> **The problem**
Report each line of the listing below that contains the string "bounding". Copy every such line in full.

(Entries from a dataset)
--- Begin ---

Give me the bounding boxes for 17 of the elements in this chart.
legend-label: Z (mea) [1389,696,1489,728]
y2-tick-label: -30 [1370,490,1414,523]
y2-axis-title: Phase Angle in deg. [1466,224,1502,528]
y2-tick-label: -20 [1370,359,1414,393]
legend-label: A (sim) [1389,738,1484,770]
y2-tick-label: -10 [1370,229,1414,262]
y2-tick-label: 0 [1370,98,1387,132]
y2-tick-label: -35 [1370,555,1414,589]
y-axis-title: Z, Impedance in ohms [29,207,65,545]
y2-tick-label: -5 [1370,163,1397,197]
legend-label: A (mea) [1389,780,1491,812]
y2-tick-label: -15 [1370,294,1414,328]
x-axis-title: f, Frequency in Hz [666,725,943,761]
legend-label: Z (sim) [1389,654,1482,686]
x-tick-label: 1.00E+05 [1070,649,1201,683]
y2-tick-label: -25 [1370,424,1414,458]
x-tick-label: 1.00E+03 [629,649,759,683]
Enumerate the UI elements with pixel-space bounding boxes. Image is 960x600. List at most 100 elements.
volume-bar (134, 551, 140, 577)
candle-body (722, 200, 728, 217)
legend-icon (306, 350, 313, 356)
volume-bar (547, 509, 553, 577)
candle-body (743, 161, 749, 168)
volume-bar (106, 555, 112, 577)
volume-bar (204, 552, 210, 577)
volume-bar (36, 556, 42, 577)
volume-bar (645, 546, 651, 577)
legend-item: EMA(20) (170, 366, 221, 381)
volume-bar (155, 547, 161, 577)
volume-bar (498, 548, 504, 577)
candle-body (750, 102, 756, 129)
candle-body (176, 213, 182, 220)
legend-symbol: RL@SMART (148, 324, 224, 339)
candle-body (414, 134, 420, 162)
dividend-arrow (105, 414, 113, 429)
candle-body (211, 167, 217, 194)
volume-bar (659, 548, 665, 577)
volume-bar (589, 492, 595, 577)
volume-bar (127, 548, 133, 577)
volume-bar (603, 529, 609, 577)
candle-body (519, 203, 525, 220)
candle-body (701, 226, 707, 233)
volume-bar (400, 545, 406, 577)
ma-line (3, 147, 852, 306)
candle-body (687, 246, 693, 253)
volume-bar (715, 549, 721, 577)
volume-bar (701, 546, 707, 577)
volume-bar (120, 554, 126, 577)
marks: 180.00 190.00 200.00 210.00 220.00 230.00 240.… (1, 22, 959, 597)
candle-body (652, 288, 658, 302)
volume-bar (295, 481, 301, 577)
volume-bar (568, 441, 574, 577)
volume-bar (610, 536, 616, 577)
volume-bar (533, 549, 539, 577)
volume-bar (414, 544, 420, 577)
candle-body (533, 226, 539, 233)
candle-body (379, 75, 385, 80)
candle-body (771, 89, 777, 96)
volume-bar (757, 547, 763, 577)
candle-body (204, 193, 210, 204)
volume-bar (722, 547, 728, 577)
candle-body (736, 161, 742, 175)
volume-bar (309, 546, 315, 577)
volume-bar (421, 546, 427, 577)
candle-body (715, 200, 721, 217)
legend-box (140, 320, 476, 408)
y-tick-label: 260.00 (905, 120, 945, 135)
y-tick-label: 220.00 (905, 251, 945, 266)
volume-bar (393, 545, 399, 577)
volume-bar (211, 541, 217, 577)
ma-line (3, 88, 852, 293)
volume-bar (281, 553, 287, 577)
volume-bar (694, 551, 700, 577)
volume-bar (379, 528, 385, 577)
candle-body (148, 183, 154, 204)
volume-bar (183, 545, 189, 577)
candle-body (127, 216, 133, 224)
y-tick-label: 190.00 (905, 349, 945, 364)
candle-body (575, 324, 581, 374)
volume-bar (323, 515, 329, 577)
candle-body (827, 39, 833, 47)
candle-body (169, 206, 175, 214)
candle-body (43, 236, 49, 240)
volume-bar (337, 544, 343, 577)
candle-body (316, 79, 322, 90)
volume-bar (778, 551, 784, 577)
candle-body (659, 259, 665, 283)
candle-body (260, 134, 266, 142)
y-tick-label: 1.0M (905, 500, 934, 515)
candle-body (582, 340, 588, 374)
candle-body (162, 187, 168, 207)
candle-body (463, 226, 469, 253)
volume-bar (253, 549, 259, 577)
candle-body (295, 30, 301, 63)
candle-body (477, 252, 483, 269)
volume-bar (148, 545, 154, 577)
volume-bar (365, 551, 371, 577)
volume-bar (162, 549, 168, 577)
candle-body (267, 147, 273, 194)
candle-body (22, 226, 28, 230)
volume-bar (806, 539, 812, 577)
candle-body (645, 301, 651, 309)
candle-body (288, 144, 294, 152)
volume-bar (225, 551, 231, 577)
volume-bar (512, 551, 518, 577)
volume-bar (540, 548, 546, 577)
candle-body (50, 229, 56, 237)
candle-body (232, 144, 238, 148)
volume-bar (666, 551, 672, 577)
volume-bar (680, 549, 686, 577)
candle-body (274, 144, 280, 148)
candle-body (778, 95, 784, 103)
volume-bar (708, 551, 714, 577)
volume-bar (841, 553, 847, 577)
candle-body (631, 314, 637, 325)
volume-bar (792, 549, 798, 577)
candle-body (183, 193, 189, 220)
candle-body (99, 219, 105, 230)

--- End ---

> **Correct response**
Give me the bounding boxes for 17 of the elements in this chart.
Enumerate the UI elements with pixel-space bounding boxes. Image is 960x600. List at most 100 elements.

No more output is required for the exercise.